** Start **

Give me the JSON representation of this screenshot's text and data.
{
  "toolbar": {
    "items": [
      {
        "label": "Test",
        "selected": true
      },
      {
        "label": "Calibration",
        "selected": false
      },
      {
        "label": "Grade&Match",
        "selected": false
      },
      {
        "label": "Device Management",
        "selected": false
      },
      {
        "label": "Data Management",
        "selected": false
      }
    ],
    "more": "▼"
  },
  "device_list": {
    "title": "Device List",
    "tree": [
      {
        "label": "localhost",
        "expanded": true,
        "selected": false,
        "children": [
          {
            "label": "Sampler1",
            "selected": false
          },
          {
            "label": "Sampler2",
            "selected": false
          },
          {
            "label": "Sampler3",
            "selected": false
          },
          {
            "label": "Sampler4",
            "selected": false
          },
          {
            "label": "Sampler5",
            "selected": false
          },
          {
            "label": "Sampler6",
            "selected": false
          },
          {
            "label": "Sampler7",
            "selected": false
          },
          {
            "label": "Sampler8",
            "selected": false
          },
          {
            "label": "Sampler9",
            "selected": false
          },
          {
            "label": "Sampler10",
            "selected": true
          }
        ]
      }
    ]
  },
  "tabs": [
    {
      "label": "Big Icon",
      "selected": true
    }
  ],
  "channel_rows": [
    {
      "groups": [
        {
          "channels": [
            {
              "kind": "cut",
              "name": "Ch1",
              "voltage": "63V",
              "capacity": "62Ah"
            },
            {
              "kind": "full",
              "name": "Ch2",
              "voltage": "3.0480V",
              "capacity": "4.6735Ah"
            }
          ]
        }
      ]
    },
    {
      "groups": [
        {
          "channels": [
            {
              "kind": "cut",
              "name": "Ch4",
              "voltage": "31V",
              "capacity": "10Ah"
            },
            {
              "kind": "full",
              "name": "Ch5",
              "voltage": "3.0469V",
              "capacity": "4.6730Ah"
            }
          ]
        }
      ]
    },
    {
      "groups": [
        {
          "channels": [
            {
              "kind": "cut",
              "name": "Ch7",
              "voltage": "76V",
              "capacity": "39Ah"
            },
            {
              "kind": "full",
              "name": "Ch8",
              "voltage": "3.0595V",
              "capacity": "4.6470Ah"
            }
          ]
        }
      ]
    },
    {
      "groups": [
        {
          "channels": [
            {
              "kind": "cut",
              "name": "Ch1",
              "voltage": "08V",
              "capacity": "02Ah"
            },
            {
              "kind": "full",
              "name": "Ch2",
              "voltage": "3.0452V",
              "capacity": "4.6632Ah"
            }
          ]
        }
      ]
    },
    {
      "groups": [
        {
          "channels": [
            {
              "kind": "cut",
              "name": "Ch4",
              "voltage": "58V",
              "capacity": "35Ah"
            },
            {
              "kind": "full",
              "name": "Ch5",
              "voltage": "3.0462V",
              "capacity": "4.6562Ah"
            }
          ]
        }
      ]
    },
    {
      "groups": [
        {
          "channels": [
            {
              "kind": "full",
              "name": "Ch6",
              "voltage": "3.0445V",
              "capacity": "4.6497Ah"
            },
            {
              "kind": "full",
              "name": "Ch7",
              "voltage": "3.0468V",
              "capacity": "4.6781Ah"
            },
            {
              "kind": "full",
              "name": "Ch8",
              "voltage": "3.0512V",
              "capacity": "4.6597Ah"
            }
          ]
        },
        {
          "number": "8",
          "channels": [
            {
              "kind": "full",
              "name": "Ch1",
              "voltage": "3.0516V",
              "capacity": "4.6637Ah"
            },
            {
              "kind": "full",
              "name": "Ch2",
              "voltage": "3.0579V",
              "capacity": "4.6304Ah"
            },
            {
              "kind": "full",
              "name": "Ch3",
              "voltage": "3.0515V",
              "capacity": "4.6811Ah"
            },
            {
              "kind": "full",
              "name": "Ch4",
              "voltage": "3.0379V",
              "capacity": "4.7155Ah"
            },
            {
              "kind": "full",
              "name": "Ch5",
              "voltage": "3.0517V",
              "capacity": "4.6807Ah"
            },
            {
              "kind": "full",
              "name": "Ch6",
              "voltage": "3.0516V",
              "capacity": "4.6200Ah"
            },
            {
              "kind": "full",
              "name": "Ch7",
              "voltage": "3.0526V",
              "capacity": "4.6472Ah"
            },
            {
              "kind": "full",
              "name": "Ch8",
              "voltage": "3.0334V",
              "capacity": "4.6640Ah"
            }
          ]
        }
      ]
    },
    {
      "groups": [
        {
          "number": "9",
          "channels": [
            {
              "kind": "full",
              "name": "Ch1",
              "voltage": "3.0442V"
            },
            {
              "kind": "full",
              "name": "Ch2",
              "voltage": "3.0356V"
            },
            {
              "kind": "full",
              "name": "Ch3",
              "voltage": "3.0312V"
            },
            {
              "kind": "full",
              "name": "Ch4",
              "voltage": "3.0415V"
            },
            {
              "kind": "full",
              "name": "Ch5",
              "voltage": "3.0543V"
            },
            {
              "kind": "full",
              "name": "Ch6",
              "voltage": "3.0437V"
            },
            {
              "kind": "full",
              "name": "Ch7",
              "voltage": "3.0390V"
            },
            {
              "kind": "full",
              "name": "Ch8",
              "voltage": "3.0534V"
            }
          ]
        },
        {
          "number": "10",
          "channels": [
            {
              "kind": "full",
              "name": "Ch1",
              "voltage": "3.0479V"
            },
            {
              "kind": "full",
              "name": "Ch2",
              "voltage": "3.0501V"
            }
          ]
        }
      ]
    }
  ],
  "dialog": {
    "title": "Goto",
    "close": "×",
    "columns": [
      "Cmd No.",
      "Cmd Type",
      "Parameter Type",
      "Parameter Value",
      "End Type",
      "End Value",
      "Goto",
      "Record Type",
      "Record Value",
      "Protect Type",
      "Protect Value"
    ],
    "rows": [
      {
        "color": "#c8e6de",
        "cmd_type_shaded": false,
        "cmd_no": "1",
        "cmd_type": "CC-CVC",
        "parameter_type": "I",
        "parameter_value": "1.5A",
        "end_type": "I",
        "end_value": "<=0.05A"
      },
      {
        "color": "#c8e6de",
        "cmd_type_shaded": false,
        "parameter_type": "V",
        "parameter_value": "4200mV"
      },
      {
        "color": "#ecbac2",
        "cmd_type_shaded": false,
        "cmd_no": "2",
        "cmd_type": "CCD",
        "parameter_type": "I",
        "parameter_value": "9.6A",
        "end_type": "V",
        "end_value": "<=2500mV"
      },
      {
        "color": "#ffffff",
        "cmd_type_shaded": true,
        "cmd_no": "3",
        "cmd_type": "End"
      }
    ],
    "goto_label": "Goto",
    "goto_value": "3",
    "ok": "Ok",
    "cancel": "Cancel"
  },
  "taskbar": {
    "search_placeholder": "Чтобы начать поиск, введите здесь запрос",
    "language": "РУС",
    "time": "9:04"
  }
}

** End **

Directions for this task = Write the entries again, exactly as they stand.

Complete output =
Give me the JSON representation of this screenshot's text and data.
{
  "toolbar": {
    "items": [
      {
        "label": "Test",
        "selected": true
      },
      {
        "label": "Calibration",
        "selected": false
      },
      {
        "label": "Grade&Match",
        "selected": false
      },
      {
        "label": "Device Management",
        "selected": false
      },
      {
        "label": "Data Management",
        "selected": false
      }
    ],
    "more": "▼"
  },
  "device_list": {
    "title": "Device List",
    "tree": [
      {
        "label": "localhost",
        "expanded": true,
        "selected": false,
        "children": [
          {
            "label": "Sampler1",
            "selected": false
          },
          {
            "label": "Sampler2",
            "selected": false
          },
          {
            "label": "Sampler3",
            "selected": false
          },
          {
            "label": "Sampler4",
            "selected": false
          },
          {
            "label": "Sampler5",
            "selected": false
          },
          {
            "label": "Sampler6",
            "selected": false
          },
          {
            "label": "Sampler7",
            "selected": false
          },
          {
            "label": "Sampler8",
            "selected": false
          },
          {
            "label": "Sampler9",
            "selected": false
          },
          {
            "label": "Sampler10",
            "selected": true
          }
        ]
      }
    ]
  },
  "tabs": [
    {
      "label": "Big Icon",
      "selected": true
    }
  ],
  "channel_rows": [
    {
      "groups": [
        {
          "channels": [
            {
              "kind": "cut",
              "name": "Ch1",
              "voltage": "63V",
              "capacity": "62Ah"
            },
            {
              "kind": "full",
              "name": "Ch2",
              "voltage": "3.0480V",
              "capacity": "4.6735Ah"
            }
          ]
        }
      ]
    },
    {
      "groups": [
        {
          "channels": [
            {
              "kind": "cut",
              "name": "Ch4",
              "voltage": "31V",
              "capacity": "10Ah"
            },
            {
              "kind": "full",
              "name": "Ch5",
              "voltage": "3.0469V",
              "capacity": "4.6730Ah"
            }
          ]
        }
      ]
    },
    {
      "groups": [
        {
          "channels": [
            {
              "kind": "cut",
              "name": "Ch7",
              "voltage": "76V",
              "capacity": "39Ah"
            },
            {
              "kind": "full",
              "name": "Ch8",
              "voltage": "3.0595V",
              "capacity": "4.6470Ah"
            }
          ]
        }
      ]
    },
    {
      "groups": [
        {
          "channels": [
            {
              "kind": "cut",
              "name": "Ch1",
              "voltage": "08V",
              "capacity": "02Ah"
            },
            {
              "kind": "full",
              "name": "Ch2",
              "voltage": "3.0452V",
              "capacity": "4.6632Ah"
            }
          ]
        }
      ]
    },
    {
      "groups": [
        {
          "channels": [
            {
              "kind": "cut",
              "name": "Ch4",
              "voltage": "58V",
              "capacity": "35Ah"
            },
            {
              "kind": "full",
              "name": "Ch5",
              "voltage": "3.0462V",
              "capacity": "4.6562Ah"
            }
          ]
        }
      ]
    },
    {
      "groups": [
        {
          "channels": [
            {
              "kind": "full",
              "name": "Ch6",
              "voltage": "3.0445V",
              "capacity": "4.6497Ah"
            },
            {
              "kind": "full",
              "name": "Ch7",
              "voltage": "3.0468V",
              "capacity": "4.6781Ah"
            },
            {
              "kind": "full",
              "name": "Ch8",
              "voltage": "3.0512V",
              "capacity": "4.6597Ah"
            }
          ]
        },
        {
          "number": "8",
          "channels": [
            {
              "kind": "full",
              "name": "Ch1",
              "voltage": "3.0516V",
              "capacity": "4.6637Ah"
            },
            {
              "kind": "full",
              "name": "Ch2",
              "voltage": "3.0579V",
              "capacity": "4.6304Ah"
            },
            {
              "kind": "full",
              "name": "Ch3",
              "voltage": "3.0515V",
              "capacity": "4.6811Ah"
            },
            {
              "kind": "full",
              "name": "Ch4",
              "voltage": "3.0379V",
              "capacity": "4.7155Ah"
            },
            {
              "kind": "full",
              "name": "Ch5",
              "voltage": "3.0517V",
              "capacity": "4.6807Ah"
            },
            {
              "kind": "full",
              "name": "Ch6",
              "voltage": "3.0516V",
              "capacity": "4.6200Ah"
            },
            {
              "kind": "full",
              "name": "Ch7",
              "voltage": "3.0526V",
              "capacity": "4.6472Ah"
            },
            {
              "kind": "full",
              "name": "Ch8",
              "voltage": "3.0334V",
              "capacity": "4.6640Ah"
            }
          ]
        }
      ]
    },
    {
      "groups": [
        {
          "number": "9",
          "channels": [
            {
              "kind": "full",
              "name": "Ch1",
              "voltage": "3.0442V"
            },
            {
              "kind": "full",
              "name": "Ch2",
              "voltage": "3.0356V"
            },
            {
              "kind": "full",
              "name": "Ch3",
              "voltage": "3.0312V"
            },
            {
              "kind": "full",
              "name": "Ch4",
              "voltage": "3.0415V"
            },
            {
              "kind": "full",
              "name": "Ch5",
              "voltage": "3.0543V"
            },
            {
              "kind": "full",
              "name": "Ch6",
              "voltage": "3.0437V"
            },
            {
              "kind": "full",
              "name": "Ch7",
              "voltage": "3.0390V"
            },
            {
              "kind": "full",
              "name": "Ch8",
              "voltage": "3.0534V"
            }
          ]
        },
        {
          "number": "10",
          "channels": [
            {
              "kind": "full",
              "name": "Ch1",
              "voltage": "3.0479V"
            },
            {
              "kind": "full",
              "name": "Ch2",
              "voltage": "3.0501V"
            }
          ]
        }
      ]
    }
  ],
  "dialog": {
    "title": "Goto",
    "close": "×",
    "columns": [
      "Cmd No.",
      "Cmd Type",
      "Parameter Type",
      "Parameter Value",
      "End Type",
      "End Value",
      "Goto",
      "Record Type",
      "Record Value",
      "Protect Type",
      "Protect Value"
    ],
    "rows": [
      {
        "color": "#c8e6de",
        "cmd_type_shaded": false,
        "cmd_no": "1",
        "cmd_type": "CC-CVC",
        "parameter_type": "I",
        "parameter_value": "1.5A",
        "end_type": "I",
        "end_value": "<=0.05A"
      },
      {
        "color": "#c8e6de",
        "cmd_type_shaded": false,
        "parameter_type": "V",
        "parameter_value": "4200mV"
      },
      {
        "color": "#ecbac2",
        "cmd_type_shaded": false,
        "cmd_no": "2",
        "cmd_type": "CCD",
        "parameter_type": "I",
        "parameter_value": "9.6A",
        "end_type": "V",
        "end_value": "<=2500mV"
      },
      {
        "color": "#ffffff",
        "cmd_type_shaded": true,
        "cmd_no": "3",
        "cmd_type": "End"
      }
    ],
    "goto_label": "Goto",
    "goto_value": "3",
    "ok": "Ok",
    "cancel": "Cancel"
  },
  "taskbar": {
    "search_placeholder": "Чтобы начать поиск, введите здесь запрос",
    "language": "РУС",
    "time": "9:04"
  }
}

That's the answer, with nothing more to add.